-- Start RECORDS FOR THE TASK --
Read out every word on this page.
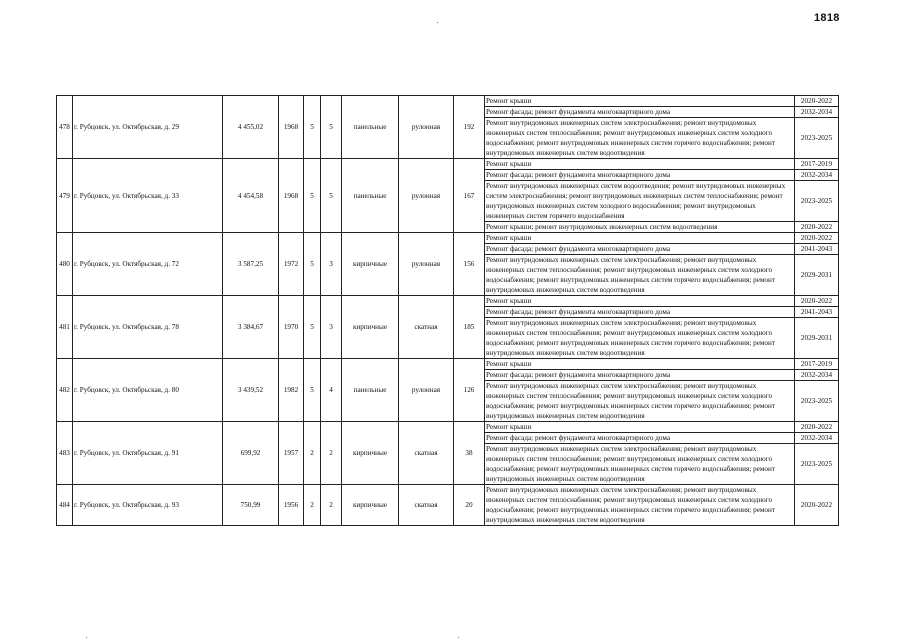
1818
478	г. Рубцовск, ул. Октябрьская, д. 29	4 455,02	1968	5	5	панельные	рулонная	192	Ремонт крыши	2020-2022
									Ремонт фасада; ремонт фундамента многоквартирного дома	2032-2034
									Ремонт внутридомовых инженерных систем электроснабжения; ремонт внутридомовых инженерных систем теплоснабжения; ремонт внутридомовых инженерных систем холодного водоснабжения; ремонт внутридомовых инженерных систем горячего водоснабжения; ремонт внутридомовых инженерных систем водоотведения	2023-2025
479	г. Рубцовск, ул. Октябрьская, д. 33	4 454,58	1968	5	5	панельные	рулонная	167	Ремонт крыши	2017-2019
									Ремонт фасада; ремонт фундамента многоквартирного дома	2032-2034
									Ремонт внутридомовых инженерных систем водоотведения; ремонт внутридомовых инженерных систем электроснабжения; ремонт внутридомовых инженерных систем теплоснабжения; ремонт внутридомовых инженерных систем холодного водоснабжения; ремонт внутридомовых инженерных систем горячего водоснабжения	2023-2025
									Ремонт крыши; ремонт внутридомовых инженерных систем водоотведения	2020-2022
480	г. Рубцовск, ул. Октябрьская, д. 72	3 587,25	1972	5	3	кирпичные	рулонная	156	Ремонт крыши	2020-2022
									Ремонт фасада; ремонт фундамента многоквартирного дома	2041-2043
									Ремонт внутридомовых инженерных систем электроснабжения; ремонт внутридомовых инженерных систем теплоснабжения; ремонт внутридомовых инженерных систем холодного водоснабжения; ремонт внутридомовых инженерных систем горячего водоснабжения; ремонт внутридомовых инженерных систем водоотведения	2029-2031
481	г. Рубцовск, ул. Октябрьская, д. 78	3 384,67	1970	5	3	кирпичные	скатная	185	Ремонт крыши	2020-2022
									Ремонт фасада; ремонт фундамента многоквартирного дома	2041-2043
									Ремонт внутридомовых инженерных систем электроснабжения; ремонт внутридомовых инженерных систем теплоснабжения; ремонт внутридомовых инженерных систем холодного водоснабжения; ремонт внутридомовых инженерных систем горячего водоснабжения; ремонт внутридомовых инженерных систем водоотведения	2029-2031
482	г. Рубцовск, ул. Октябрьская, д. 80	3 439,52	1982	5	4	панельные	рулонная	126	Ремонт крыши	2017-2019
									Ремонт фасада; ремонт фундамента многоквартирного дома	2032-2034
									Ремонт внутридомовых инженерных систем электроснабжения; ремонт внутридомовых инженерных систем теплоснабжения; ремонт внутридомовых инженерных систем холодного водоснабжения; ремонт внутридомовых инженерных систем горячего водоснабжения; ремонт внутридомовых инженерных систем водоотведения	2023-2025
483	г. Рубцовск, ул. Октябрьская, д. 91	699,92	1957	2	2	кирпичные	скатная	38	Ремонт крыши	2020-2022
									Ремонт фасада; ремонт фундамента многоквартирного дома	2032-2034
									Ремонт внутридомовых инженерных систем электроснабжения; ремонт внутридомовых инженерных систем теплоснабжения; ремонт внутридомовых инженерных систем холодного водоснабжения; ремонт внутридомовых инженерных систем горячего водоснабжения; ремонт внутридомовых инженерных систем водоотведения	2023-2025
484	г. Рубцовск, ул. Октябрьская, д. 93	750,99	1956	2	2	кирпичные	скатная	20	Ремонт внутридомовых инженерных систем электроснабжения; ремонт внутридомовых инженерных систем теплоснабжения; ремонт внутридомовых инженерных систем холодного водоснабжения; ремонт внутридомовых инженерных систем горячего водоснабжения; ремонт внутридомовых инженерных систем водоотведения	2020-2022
-- End RECORDS FOR THE TASK --
Above are the records; copy every line in them that holds the word "рулонная".

478	г. Рубцовск, ул. Октябрьская, д. 29	4 455,02	1968	5	5	панельные	рулонная	192	Ремонт крыши	2020-2022
479	г. Рубцовск, ул. Октябрьская, д. 33	4 454,58	1968	5	5	панельные	рулонная	167	Ремонт крыши	2017-2019
480	г. Рубцовск, ул. Октябрьская, д. 72	3 587,25	1972	5	3	кирпичные	рулонная	156	Ремонт крыши	2020-2022
482	г. Рубцовск, ул. Октябрьская, д. 80	3 439,52	1982	5	4	панельные	рулонная	126	Ремонт крыши	2017-2019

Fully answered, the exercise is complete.